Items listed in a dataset
** START **

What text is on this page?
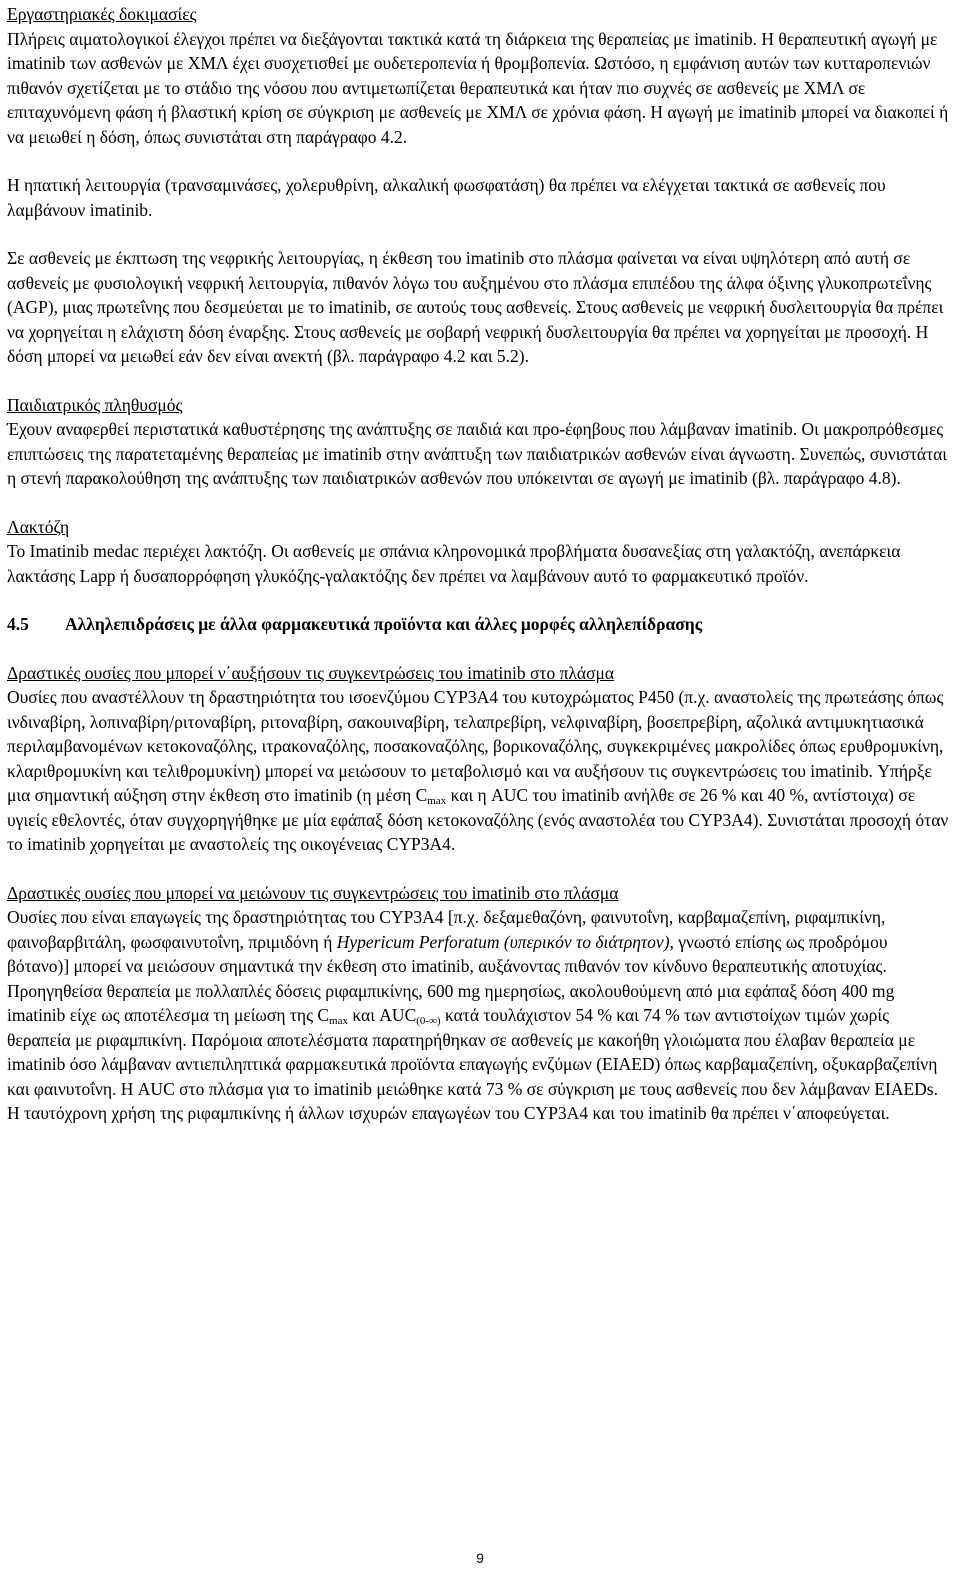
Εργαστηριακές δοκιμασίες

Πλήρεις αιματολογικοί έλεγχοι πρέπει να διεξάγονται τακτικά κατά τη διάρκεια της θεραπείας με imatinib. Η θεραπευτική αγωγή με imatinib των ασθενών με ΧΜΛ έχει συσχετισθεί με ουδετεροπενία ή θρομβοπενία. Ωστόσο, η εμφάνιση αυτών των κυτταροπενιών πιθανόν σχετίζεται με το στάδιο της νόσου που αντιμετωπίζεται θεραπευτικά και ήταν πιο συχνές σε ασθενείς με ΧΜΛ σε επιταχυνόμενη φάση ή βλαστική κρίση σε σύγκριση με ασθενείς με ΧΜΛ σε χρόνια φάση. Η αγωγή με imatinib μπορεί να διακοπεί ή να μειωθεί η δόση, όπως συνιστάται στη παράγραφο 4.2.

Η ηπατική λειτουργία (τρανσαμινάσες, χολερυθρίνη, αλκαλική φωσφατάση) θα πρέπει να ελέγχεται τακτικά σε ασθενείς που λαμβάνουν imatinib.

Σε ασθενείς με έκπτωση της νεφρικής λειτουργίας, η έκθεση του imatinib στο πλάσμα φαίνεται να είναι υψηλότερη από αυτή σε ασθενείς με φυσιολογική νεφρική λειτουργία, πιθανόν λόγω του αυξημένου στο πλάσμα επιπέδου της άλφα όξινης γλυκοπρωτεΐνης (AGP), μιας πρωτεΐνης που δεσμεύεται με το imatinib, σε αυτούς τους ασθενείς. Στους ασθενείς με νεφρική δυσλειτουργία θα πρέπει να χορηγείται η ελάχιστη δόση έναρξης. Στους ασθενείς με σοβαρή νεφρική δυσλειτουργία θα πρέπει να χορηγείται με προσοχή. Η δόση μπορεί να μειωθεί εάν δεν είναι ανεκτή (βλ. παράγραφο 4.2 και 5.2).

Παιδιατρικός πληθυσμός

Έχουν αναφερθεί περιστατικά καθυστέρησης της ανάπτυξης σε παιδιά και προ-έφηβους που λάμβαναν imatinib. Οι μακροπρόθεσμες επιπτώσεις της παρατεταμένης θεραπείας με imatinib στην ανάπτυξη των παιδιατρικών ασθενών είναι άγνωστη. Συνεπώς, συνιστάται η στενή παρακολούθηση της ανάπτυξης των παιδιατρικών ασθενών που υπόκεινται σε αγωγή με imatinib (βλ. παράγραφο 4.8).

Λακτόζη

Το Imatinib medac περιέχει λακτόζη. Οι ασθενείς με σπάνια κληρονομικά προβλήματα δυσανεξίας στη γαλακτόζη, ανεπάρκεια λακτάσης Lapp ή δυσαπορρόφηση γλυκόζης-γαλακτόζης δεν πρέπει να λαμβάνουν αυτό το φαρμακευτικό προϊόν.

4.5	Αλληλεπιδράσεις με άλλα φαρμακευτικά προϊόντα και άλλες μορφές αλληλεπίδρασης

Δραστικές ουσίες που μπορεί ν΄αυξήσουν τις συγκεντρώσεις του imatinib στο πλάσμα

Ουσίες που αναστέλλουν τη δραστηριότητα του ισοενζύμου CYP3A4 του κυτοχρώματος P450 (π.χ. αναστολείς της πρωτεάσης όπως ινδιναβίρη, λοπιναβίρη/ριτοναβίρη, ριτοναβίρη, σακουιναβίρη, τελαπρεβίρη, νελφιναβίρη, βοσεπρεβίρη, αζολικά αντιμυκητιασικά περιλαμβανομένων κετοκοναζόλης, ιτρακοναζόλης, ποσακοναζόλης, βορικοναζόλης, συγκεκριμένες μακρολίδες όπως ερυθρομυκίνη, κλαριθρομυκίνη και τελιθρομυκίνη) μπορεί να μειώσουν το μεταβολισμό και να αυξήσουν τις συγκεντρώσεις του imatinib. Υπήρξε μια σημαντική αύξηση στην έκθεση στο imatinib (η μέση $C_{max}$ και η AUC του imatinib ανήλθε σε 26 % και 40 %, αντίστοιχα) σε υγιείς εθελοντές, όταν συγχορηγήθηκε με μία εφάπαξ δόση κετοκοναζόλης (ενός αναστολέα του CYP3A4). Συνιστάται προσοχή όταν το imatinib χορηγείται με αναστολείς της οικογένειας CYP3A4.

Δραστικές ουσίες που μπορεί να μειώνουν τις συγκεντρώσεις του imatinib στο πλάσμα

Ουσίες που είναι επαγωγείς της δραστηριότητας του CYP3A4 [π.χ. δεξαμεθαζόνη, φαινυτοΐνη, καρβαμαζεπίνη, ριφαμπικίνη, φαινοβαρβιτάλη, φωσφαινυτοΐνη, πριμιδόνη ή Hypericum Perforatum (υπερικόν το διάτρητον), γνωστό επίσης ως προδρόμου βότανο)] μπορεί να μειώσουν σημαντικά την έκθεση στο imatinib, αυξάνοντας πιθανόν τον κίνδυνο θεραπευτικής αποτυχίας. Προηγηθείσα θεραπεία με πολλαπλές δόσεις ριφαμπικίνης, 600 mg ημερησίως, ακολουθούμενη από μια εφάπαξ δόση 400 mg imatinib είχε ως αποτέλεσμα τη μείωση της $C_{max}$ και $AUC_{(0-\infty)}$ κατά τουλάχιστον 54 % και 74 % των αντιστοίχων τιμών χωρίς θεραπεία με ριφαμπικίνη. Παρόμοια αποτελέσματα παρατηρήθηκαν σε ασθενείς με κακοήθη γλοιώματα που έλαβαν θεραπεία με imatinib όσο λάμβαναν αντιεπιληπτικά φαρμακευτικά προϊόντα επαγωγής ενζύμων (EIAED) όπως καρβαμαζεπίνη, οξυκαρβαζεπίνη και φαινυτοΐνη. Η AUC στο πλάσμα για το imatinib μειώθηκε κατά 73 % σε σύγκριση με τους ασθενείς που δεν λάμβαναν EIAEDs. Η ταυτόχρονη χρήση της ριφαμπικίνης ή άλλων ισχυρών επαγωγέων του CYP3A4 και του imatinib θα πρέπει ν΄αποφεύγεται.

9
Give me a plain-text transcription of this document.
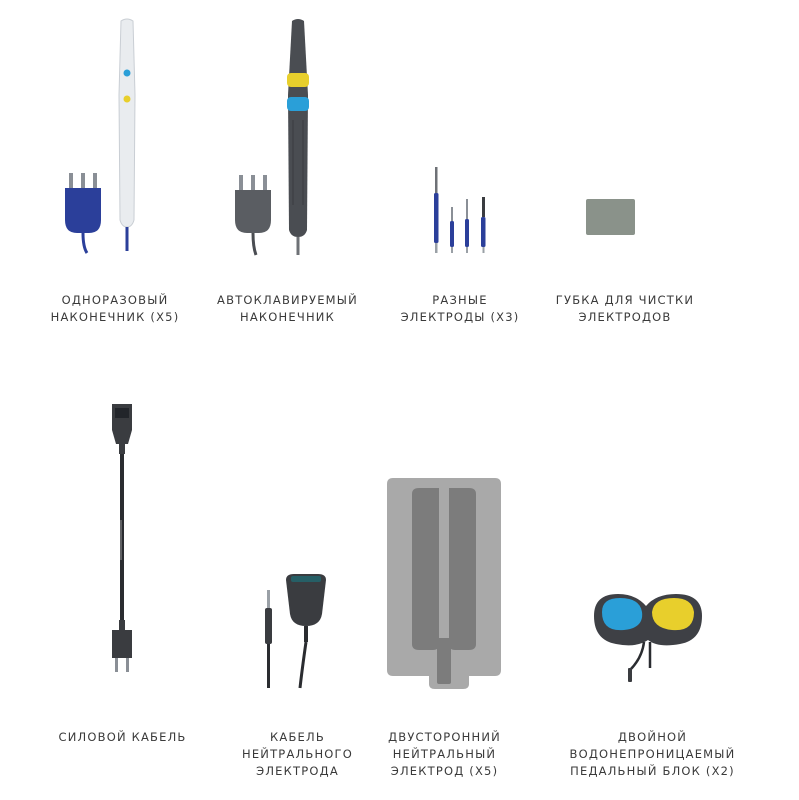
ОДНОРАЗОВЫЙ
НАКОНЕЧНИК (X5)
АВТОКЛАВИРУЕМЫЙ
НАКОНЕЧНИК
РАЗНЫЕ
ЭЛЕКТРОДЫ (X3)
ГУБКА ДЛЯ ЧИСТКИ
ЭЛЕКТРОДОВ
СИЛОВОЙ КАБЕЛЬ	КАБЕЛЬ
НЕЙТРАЛЬНОГО
ЭЛЕКТРОДА
ДВУСТОРОННИЙ
НЕЙТРАЛЬНЫЙ
ЭЛЕКТРОД (X5)
ДВОЙНОЙ
ВОДОНЕПРОНИЦАЕМЫЙ
ПЕДАЛЬНЫЙ БЛОК (X2)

** END **

- [Directions for this task]:
Copy the records exactly. Skip the pictures.

- [Response]:
What text is on this page?
Εργαστηριακές δοκιμασίες

Πλήρεις αιματολογικοί έλεγχοι πρέπει να διεξάγονται τακτικά κατά τη διάρκεια της θεραπείας με imatinib. Η θεραπευτική αγωγή με imatinib των ασθενών με ΧΜΛ έχει συσχετισθεί με ουδετεροπενία ή θρομβοπενία. Ωστόσο, η εμφάνιση αυτών των κυτταροπενιών πιθανόν σχετίζεται με το στάδιο της νόσου που αντιμετωπίζεται θεραπευτικά και ήταν πιο συχνές σε ασθενείς με ΧΜΛ σε επιταχυνόμενη φάση ή βλαστική κρίση σε σύγκριση με ασθενείς με ΧΜΛ σε χρόνια φάση. Η αγωγή με imatinib μπορεί να διακοπεί ή να μειωθεί η δόση, όπως συνιστάται στη παράγραφο 4.2.

Η ηπατική λειτουργία (τρανσαμινάσες, χολερυθρίνη, αλκαλική φωσφατάση) θα πρέπει να ελέγχεται τακτικά σε ασθενείς που λαμβάνουν imatinib.

Σε ασθενείς με έκπτωση της νεφρικής λειτουργίας, η έκθεση του imatinib στο πλάσμα φαίνεται να είναι υψηλότερη από αυτή σε ασθενείς με φυσιολογική νεφρική λειτουργία, πιθανόν λόγω του αυξημένου στο πλάσμα επιπέδου της άλφα όξινης γλυκοπρωτεΐνης (AGP), μιας πρωτεΐνης που δεσμεύεται με το imatinib, σε αυτούς τους ασθενείς. Στους ασθενείς με νεφρική δυσλειτουργία θα πρέπει να χορηγείται η ελάχιστη δόση έναρξης. Στους ασθενείς με σοβαρή νεφρική δυσλειτουργία θα πρέπει να χορηγείται με προσοχή. Η δόση μπορεί να μειωθεί εάν δεν είναι ανεκτή (βλ. παράγραφο 4.2 και 5.2).

Παιδιατρικός πληθυσμός

Έχουν αναφερθεί περιστατικά καθυστέρησης της ανάπτυξης σε παιδιά και προ-έφηβους που λάμβαναν imatinib. Οι μακροπρόθεσμες επιπτώσεις της παρατεταμένης θεραπείας με imatinib στην ανάπτυξη των παιδιατρικών ασθενών είναι άγνωστη. Συνεπώς, συνιστάται η στενή παρακολούθηση της ανάπτυξης των παιδιατρικών ασθενών που υπόκεινται σε αγωγή με imatinib (βλ. παράγραφο 4.8).

Λακτόζη

Το Imatinib medac περιέχει λακτόζη. Οι ασθενείς με σπάνια κληρονομικά προβλήματα δυσανεξίας στη γαλακτόζη, ανεπάρκεια λακτάσης Lapp ή δυσαπορρόφηση γλυκόζης-γαλακτόζης δεν πρέπει να λαμβάνουν αυτό το φαρμακευτικό προϊόν.

4.5	Αλληλεπιδράσεις με άλλα φαρμακευτικά προϊόντα και άλλες μορφές αλληλεπίδρασης

Δραστικές ουσίες που μπορεί ν΄αυξήσουν τις συγκεντρώσεις του imatinib στο πλάσμα

Ουσίες που αναστέλλουν τη δραστηριότητα του ισοενζύμου CYP3A4 του κυτοχρώματος P450 (π.χ. αναστολείς της πρωτεάσης όπως ινδιναβίρη, λοπιναβίρη/ριτοναβίρη, ριτοναβίρη, σακουιναβίρη, τελαπρεβίρη, νελφιναβίρη, βοσεπρεβίρη, αζολικά αντιμυκητιασικά περιλαμβανομένων κετοκοναζόλης, ιτρακοναζόλης, ποσακοναζόλης, βορικοναζόλης, συγκεκριμένες μακρολίδες όπως ερυθρομυκίνη, κλαριθρομυκίνη και τελιθρομυκίνη) μπορεί να μειώσουν το μεταβολισμό και να αυξήσουν τις συγκεντρώσεις του imatinib. Υπήρξε μια σημαντική αύξηση στην έκθεση στο imatinib (η μέση $C_{max}$ και η AUC του imatinib ανήλθε σε 26 % και 40 %, αντίστοιχα) σε υγιείς εθελοντές, όταν συγχορηγήθηκε με μία εφάπαξ δόση κετοκοναζόλης (ενός αναστολέα του CYP3A4). Συνιστάται προσοχή όταν το imatinib χορηγείται με αναστολείς της οικογένειας CYP3A4.

Δραστικές ουσίες που μπορεί να μειώνουν τις συγκεντρώσεις του imatinib στο πλάσμα

Ουσίες που είναι επαγωγείς της δραστηριότητας του CYP3A4 [π.χ. δεξαμεθαζόνη, φαινυτοΐνη, καρβαμαζεπίνη, ριφαμπικίνη, φαινοβαρβιτάλη, φωσφαινυτοΐνη, πριμιδόνη ή Hypericum Perforatum (υπερικόν το διάτρητον), γνωστό επίσης ως προδρόμου βότανο)] μπορεί να μειώσουν σημαντικά την έκθεση στο imatinib, αυξάνοντας πιθανόν τον κίνδυνο θεραπευτικής αποτυχίας. Προηγηθείσα θεραπεία με πολλαπλές δόσεις ριφαμπικίνης, 600 mg ημερησίως, ακολουθούμενη από μια εφάπαξ δόση 400 mg imatinib είχε ως αποτέλεσμα τη μείωση της $C_{max}$ και $AUC_{(0-\infty)}$ κατά τουλάχιστον 54 % και 74 % των αντιστοίχων τιμών χωρίς θεραπεία με ριφαμπικίνη. Παρόμοια αποτελέσματα παρατηρήθηκαν σε ασθενείς με κακοήθη γλοιώματα που έλαβαν θεραπεία με imatinib όσο λάμβαναν αντιεπιληπτικά φαρμακευτικά προϊόντα επαγωγής ενζύμων (EIAED) όπως καρβαμαζεπίνη, οξυκαρβαζεπίνη και φαινυτοΐνη. Η AUC στο πλάσμα για το imatinib μειώθηκε κατά 73 % σε σύγκριση με τους ασθενείς που δεν λάμβαναν EIAEDs. Η ταυτόχρονη χρήση της ριφαμπικίνης ή άλλων ισχυρών επαγωγέων του CYP3A4 και του imatinib θα πρέπει ν΄αποφεύγεται.

9
Give me a plain-text transcription of this document.
ОДНОРАЗОВЫЙ
НАКОНЕЧНИК (X5)
АВТОКЛАВИРУЕМЫЙ
НАКОНЕЧНИК
РАЗНЫЕ
ЭЛЕКТРОДЫ (X3)
ГУБКА ДЛЯ ЧИСТКИ
ЭЛЕКТРОДОВ
СИЛОВОЙ КАБЕЛЬ	КАБЕЛЬ
НЕЙТРАЛЬНОГО
ЭЛЕКТРОДА
ДВУСТОРОННИЙ
НЕЙТРАЛЬНЫЙ
ЭЛЕКТРОД (X5)
ДВОЙНОЙ
ВОДОНЕПРОНИЦАЕМЫЙ
ПЕДАЛЬНЫЙ БЛОК (X2)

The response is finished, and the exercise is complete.